* Work instructions: Extract every line of the records below and reproduce each one verbatim, without any changes.
## BEGIN Source material
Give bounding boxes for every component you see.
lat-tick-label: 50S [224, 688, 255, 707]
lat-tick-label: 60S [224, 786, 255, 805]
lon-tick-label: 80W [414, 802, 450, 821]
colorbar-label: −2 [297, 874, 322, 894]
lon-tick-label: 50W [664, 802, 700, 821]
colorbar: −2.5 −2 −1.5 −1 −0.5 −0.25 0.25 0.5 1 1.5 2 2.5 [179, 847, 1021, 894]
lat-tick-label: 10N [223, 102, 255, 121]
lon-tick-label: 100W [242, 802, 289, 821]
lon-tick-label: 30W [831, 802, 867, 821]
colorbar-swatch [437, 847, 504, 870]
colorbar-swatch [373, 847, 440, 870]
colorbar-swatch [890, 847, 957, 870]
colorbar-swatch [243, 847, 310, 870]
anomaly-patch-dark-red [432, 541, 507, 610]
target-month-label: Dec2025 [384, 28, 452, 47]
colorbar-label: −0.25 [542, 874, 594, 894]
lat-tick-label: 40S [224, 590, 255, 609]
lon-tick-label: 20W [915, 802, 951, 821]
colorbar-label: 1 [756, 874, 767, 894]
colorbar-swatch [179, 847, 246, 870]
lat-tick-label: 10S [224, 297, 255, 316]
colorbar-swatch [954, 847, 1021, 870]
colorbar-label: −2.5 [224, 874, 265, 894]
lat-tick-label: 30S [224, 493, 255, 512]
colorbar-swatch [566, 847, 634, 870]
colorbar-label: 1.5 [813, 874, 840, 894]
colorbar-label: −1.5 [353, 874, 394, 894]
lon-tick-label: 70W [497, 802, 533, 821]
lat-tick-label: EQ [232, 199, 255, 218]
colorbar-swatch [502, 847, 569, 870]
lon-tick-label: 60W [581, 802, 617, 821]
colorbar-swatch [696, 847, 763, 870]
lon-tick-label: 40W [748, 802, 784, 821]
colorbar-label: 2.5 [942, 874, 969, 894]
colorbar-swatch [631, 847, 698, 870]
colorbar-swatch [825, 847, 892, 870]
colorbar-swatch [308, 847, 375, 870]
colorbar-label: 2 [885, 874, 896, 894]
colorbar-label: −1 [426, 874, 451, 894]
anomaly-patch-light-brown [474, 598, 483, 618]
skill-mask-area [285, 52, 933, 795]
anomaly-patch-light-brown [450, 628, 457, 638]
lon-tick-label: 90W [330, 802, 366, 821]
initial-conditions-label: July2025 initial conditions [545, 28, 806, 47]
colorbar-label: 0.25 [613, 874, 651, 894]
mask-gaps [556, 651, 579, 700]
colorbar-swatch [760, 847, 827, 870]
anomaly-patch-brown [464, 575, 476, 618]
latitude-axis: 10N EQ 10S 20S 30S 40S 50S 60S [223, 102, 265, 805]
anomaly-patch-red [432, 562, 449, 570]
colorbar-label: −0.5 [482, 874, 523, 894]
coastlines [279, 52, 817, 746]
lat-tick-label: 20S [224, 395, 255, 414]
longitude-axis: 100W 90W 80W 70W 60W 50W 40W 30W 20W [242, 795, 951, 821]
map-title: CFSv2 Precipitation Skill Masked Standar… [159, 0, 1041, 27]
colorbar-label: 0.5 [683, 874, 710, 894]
## END Source material
* Result for this exercise:
Give bounding boxes for every component you see.
lat-tick-label: 50S [224, 688, 255, 707]
lat-tick-label: 60S [224, 786, 255, 805]
lon-tick-label: 80W [414, 802, 450, 821]
colorbar-label: −2 [297, 874, 322, 894]
lon-tick-label: 50W [664, 802, 700, 821]
colorbar: −2.5 −2 −1.5 −1 −0.5 −0.25 0.25 0.5 1 1.5 2 2.5 [179, 847, 1021, 894]
lat-tick-label: 10N [223, 102, 255, 121]
lon-tick-label: 100W [242, 802, 289, 821]
lon-tick-label: 30W [831, 802, 867, 821]
colorbar-swatch [437, 847, 504, 870]
colorbar-swatch [373, 847, 440, 870]
colorbar-swatch [890, 847, 957, 870]
colorbar-swatch [243, 847, 310, 870]
anomaly-patch-dark-red [432, 541, 507, 610]
target-month-label: Dec2025 [384, 28, 452, 47]
colorbar-label: −0.25 [542, 874, 594, 894]
lat-tick-label: 40S [224, 590, 255, 609]
lon-tick-label: 20W [915, 802, 951, 821]
colorbar-label: 1 [756, 874, 767, 894]
colorbar-swatch [179, 847, 246, 870]
lat-tick-label: 10S [224, 297, 255, 316]
colorbar-swatch [954, 847, 1021, 870]
colorbar-label: −2.5 [224, 874, 265, 894]
lat-tick-label: 30S [224, 493, 255, 512]
colorbar-swatch [566, 847, 634, 870]
colorbar-label: 1.5 [813, 874, 840, 894]
colorbar-label: −1.5 [353, 874, 394, 894]
lon-tick-label: 70W [497, 802, 533, 821]
lat-tick-label: EQ [232, 199, 255, 218]
colorbar-swatch [502, 847, 569, 870]
lon-tick-label: 60W [581, 802, 617, 821]
colorbar-swatch [696, 847, 763, 870]
lon-tick-label: 40W [748, 802, 784, 821]
colorbar-label: 2.5 [942, 874, 969, 894]
colorbar-swatch [631, 847, 698, 870]
colorbar-swatch [825, 847, 892, 870]
colorbar-swatch [308, 847, 375, 870]
colorbar-label: 2 [885, 874, 896, 894]
colorbar-label: −1 [426, 874, 451, 894]
anomaly-patch-light-brown [474, 598, 483, 618]
skill-mask-area [285, 52, 933, 795]
anomaly-patch-light-brown [450, 628, 457, 638]
lon-tick-label: 90W [330, 802, 366, 821]
initial-conditions-label: July2025 initial conditions [545, 28, 806, 47]
colorbar-label: 0.25 [613, 874, 651, 894]
mask-gaps [556, 651, 579, 700]
colorbar-swatch [760, 847, 827, 870]
anomaly-patch-brown [464, 575, 476, 618]
latitude-axis: 10N EQ 10S 20S 30S 40S 50S 60S [223, 102, 265, 805]
anomaly-patch-red [432, 562, 449, 570]
colorbar-label: −0.5 [482, 874, 523, 894]
coastlines [279, 52, 817, 746]
lat-tick-label: 20S [224, 395, 255, 414]
longitude-axis: 100W 90W 80W 70W 60W 50W 40W 30W 20W [242, 795, 951, 821]
map-title: CFSv2 Precipitation Skill Masked Standar… [159, 0, 1041, 27]
colorbar-label: 0.5 [683, 874, 710, 894]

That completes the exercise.